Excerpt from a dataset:

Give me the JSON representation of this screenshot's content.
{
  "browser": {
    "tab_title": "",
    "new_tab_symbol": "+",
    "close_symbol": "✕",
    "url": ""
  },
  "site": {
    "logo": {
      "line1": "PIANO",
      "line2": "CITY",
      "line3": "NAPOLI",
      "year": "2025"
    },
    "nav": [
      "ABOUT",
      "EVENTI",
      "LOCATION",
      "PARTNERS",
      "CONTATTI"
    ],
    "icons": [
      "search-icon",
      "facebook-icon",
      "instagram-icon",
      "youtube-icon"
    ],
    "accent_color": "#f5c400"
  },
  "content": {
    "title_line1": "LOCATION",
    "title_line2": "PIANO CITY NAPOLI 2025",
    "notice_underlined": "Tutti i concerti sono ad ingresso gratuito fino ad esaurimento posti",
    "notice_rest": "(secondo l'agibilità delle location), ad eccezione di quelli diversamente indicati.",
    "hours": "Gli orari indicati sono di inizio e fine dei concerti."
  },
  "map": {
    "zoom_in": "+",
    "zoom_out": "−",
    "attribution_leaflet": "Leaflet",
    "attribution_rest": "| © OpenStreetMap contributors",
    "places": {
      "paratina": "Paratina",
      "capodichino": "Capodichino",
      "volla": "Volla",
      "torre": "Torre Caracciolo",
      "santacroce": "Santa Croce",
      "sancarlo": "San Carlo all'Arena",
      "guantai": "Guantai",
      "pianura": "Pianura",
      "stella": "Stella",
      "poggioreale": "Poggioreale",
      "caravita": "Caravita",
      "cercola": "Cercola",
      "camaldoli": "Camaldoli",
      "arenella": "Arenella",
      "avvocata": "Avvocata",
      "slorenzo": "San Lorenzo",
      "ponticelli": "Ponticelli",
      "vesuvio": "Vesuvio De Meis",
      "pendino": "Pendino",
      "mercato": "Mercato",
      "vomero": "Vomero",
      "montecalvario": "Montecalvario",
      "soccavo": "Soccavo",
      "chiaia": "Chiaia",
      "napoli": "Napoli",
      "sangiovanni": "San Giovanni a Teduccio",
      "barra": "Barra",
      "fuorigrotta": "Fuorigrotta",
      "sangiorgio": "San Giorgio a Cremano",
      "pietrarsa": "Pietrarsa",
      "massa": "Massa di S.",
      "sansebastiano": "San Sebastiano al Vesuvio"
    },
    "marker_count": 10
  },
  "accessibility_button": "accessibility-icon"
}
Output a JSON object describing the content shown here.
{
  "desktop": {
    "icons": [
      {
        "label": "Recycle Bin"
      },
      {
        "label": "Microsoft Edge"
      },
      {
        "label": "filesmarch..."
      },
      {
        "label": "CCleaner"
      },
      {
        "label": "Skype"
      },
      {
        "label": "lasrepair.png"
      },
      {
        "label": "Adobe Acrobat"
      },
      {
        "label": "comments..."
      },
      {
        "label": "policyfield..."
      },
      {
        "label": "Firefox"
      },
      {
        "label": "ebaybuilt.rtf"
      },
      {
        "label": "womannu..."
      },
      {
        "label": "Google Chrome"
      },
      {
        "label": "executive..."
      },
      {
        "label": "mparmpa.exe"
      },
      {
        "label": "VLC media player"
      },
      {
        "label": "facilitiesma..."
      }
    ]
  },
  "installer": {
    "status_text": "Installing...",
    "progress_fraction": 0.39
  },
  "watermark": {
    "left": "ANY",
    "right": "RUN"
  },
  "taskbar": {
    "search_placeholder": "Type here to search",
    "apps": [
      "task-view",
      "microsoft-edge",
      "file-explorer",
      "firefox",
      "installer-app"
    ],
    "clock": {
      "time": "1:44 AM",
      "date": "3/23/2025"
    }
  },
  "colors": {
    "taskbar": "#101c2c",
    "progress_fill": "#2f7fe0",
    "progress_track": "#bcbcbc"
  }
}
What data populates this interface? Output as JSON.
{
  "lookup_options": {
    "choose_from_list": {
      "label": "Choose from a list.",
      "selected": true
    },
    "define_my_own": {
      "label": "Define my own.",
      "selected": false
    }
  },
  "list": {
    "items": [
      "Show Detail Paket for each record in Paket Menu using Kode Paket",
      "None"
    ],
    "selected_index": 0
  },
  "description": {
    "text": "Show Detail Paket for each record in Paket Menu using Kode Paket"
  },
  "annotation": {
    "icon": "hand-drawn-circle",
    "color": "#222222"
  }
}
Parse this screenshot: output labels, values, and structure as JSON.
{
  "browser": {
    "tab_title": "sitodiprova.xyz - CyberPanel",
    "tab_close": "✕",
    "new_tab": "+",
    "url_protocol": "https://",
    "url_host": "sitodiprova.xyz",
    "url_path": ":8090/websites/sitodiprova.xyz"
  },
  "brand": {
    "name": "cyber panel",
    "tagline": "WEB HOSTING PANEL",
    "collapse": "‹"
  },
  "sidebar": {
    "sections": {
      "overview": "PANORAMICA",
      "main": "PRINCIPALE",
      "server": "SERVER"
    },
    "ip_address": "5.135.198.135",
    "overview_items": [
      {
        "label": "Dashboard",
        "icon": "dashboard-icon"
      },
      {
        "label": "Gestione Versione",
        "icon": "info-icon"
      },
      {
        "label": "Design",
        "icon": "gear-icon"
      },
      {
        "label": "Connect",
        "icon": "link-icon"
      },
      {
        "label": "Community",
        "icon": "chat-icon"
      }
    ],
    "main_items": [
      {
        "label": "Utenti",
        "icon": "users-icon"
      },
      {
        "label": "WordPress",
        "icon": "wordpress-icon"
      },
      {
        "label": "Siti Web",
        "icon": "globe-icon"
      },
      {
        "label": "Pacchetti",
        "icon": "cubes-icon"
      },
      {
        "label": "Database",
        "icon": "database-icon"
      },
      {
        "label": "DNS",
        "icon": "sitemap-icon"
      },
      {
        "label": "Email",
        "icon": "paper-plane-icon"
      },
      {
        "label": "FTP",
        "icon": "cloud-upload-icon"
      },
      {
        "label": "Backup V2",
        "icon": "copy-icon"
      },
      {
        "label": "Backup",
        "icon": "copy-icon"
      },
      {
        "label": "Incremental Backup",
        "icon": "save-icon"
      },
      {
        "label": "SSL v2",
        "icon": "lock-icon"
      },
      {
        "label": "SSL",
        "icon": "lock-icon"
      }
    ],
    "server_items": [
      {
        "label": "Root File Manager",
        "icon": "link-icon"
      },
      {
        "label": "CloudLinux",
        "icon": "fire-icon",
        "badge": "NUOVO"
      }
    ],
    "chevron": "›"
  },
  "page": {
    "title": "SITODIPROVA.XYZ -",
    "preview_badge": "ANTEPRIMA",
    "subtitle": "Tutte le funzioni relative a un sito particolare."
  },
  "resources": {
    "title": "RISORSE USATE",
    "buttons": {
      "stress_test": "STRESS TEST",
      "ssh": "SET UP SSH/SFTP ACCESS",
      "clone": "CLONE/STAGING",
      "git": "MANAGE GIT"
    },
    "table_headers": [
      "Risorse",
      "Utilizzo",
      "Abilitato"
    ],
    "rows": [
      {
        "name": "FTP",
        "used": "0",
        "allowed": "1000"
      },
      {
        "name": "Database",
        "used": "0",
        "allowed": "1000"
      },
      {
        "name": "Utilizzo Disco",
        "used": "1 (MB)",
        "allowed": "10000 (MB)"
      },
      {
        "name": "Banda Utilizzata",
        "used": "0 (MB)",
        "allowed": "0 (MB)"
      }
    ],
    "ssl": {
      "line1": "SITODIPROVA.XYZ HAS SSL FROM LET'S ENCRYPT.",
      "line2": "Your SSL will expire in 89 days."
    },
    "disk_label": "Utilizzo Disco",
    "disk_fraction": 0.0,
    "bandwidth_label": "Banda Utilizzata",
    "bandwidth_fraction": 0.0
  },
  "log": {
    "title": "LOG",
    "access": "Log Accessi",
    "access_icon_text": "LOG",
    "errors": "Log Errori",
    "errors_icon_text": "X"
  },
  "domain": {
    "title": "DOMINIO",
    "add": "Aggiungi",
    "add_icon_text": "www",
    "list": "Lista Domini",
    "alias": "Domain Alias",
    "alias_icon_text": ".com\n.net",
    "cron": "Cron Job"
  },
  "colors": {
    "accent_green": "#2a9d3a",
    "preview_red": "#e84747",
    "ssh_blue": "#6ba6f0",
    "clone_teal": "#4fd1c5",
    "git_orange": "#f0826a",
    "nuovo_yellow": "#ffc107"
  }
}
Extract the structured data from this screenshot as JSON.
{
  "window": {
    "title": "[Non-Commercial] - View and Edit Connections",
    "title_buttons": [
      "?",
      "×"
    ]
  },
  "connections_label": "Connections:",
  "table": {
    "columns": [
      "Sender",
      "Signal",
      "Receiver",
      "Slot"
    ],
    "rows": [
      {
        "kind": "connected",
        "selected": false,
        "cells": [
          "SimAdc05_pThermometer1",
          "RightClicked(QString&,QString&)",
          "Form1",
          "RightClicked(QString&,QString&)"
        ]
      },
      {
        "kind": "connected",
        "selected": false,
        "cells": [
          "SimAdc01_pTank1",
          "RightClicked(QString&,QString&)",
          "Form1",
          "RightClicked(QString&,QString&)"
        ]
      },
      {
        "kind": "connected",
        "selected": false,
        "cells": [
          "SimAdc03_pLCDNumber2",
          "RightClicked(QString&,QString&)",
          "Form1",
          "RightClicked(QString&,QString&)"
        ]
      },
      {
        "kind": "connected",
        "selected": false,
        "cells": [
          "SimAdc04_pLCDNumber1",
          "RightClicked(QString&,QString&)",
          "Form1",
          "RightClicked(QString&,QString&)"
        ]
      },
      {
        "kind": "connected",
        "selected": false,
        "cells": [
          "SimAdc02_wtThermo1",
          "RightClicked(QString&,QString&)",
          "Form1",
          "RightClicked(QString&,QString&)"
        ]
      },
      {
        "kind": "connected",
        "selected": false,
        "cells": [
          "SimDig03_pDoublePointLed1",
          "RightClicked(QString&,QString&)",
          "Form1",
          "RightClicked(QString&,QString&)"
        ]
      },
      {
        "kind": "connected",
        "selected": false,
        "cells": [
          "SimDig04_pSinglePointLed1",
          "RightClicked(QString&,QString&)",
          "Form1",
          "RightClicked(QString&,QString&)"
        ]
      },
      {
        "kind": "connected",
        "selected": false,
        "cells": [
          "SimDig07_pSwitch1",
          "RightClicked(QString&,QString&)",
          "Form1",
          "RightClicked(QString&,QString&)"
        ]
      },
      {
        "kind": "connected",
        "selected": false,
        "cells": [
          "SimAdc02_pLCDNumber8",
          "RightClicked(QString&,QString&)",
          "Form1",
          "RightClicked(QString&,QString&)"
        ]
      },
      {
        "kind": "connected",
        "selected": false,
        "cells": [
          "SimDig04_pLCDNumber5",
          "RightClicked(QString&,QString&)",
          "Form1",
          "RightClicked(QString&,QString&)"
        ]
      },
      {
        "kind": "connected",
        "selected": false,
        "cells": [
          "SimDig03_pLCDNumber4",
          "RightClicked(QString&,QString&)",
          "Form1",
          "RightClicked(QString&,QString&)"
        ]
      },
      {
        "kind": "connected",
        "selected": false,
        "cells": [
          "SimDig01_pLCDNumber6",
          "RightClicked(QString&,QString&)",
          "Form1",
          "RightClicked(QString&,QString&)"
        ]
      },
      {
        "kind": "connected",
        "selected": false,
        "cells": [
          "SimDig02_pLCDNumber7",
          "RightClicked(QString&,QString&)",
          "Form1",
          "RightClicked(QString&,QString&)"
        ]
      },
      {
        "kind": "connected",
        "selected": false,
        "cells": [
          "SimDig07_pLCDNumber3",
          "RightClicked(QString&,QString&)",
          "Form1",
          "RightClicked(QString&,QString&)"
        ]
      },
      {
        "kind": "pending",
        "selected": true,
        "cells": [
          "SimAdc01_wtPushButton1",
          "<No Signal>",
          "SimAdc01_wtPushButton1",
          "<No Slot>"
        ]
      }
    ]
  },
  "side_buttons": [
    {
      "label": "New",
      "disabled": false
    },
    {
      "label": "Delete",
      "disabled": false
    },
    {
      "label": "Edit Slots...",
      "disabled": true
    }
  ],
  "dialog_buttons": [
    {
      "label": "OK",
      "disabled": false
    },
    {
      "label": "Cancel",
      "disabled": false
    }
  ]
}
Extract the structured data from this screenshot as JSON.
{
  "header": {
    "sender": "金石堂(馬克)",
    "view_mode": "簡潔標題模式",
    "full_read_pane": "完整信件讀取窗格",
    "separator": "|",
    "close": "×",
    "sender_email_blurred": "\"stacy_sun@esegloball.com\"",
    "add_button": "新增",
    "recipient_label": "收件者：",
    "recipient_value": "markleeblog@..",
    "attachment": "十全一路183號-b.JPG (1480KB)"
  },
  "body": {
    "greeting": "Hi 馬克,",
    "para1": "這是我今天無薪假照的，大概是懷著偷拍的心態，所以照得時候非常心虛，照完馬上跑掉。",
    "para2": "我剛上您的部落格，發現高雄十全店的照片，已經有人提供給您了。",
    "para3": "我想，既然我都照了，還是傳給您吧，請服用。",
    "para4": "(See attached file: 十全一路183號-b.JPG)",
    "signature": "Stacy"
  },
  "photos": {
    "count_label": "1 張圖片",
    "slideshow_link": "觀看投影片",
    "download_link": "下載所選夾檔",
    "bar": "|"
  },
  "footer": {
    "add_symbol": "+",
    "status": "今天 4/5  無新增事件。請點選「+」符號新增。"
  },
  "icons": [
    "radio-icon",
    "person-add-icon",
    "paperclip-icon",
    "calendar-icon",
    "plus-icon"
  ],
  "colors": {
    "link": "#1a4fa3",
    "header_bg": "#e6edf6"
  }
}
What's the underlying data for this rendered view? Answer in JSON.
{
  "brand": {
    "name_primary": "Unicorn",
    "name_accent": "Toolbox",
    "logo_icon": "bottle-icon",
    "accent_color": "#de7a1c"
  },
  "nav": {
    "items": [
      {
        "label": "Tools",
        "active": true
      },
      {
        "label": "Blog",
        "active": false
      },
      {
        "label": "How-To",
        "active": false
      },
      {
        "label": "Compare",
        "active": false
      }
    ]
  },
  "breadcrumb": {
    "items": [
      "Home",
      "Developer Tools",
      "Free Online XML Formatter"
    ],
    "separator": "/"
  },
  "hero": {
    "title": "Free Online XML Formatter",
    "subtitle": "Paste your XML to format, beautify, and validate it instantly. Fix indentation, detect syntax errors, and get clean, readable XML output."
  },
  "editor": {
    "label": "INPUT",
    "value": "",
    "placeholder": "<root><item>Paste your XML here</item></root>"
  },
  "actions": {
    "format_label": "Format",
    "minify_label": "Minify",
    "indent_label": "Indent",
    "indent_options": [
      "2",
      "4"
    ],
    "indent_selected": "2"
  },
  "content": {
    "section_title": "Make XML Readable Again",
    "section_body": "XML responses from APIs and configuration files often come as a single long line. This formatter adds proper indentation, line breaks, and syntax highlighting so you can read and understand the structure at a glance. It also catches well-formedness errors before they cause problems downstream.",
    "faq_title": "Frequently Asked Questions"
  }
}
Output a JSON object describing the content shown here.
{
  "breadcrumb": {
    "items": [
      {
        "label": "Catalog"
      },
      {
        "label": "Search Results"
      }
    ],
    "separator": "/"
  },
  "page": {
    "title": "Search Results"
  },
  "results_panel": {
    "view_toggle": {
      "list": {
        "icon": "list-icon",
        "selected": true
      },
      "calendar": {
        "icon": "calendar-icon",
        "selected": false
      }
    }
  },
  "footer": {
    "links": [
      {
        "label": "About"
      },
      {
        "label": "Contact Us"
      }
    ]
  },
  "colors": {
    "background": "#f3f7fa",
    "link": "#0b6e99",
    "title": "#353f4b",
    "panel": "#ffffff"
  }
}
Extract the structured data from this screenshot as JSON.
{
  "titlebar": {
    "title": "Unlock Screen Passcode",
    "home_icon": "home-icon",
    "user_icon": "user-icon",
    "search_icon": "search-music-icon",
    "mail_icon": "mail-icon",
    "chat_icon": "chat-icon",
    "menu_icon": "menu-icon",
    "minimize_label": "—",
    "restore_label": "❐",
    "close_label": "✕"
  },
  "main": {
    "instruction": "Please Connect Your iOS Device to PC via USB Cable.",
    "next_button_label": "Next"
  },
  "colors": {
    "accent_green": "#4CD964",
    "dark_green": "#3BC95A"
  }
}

REQUIRED WORK: Where a line above contains the string "Free", copy that line.

TASK RESPONSE:
      "Free Online XML Formatter"
    "title": "Free Online XML Formatter",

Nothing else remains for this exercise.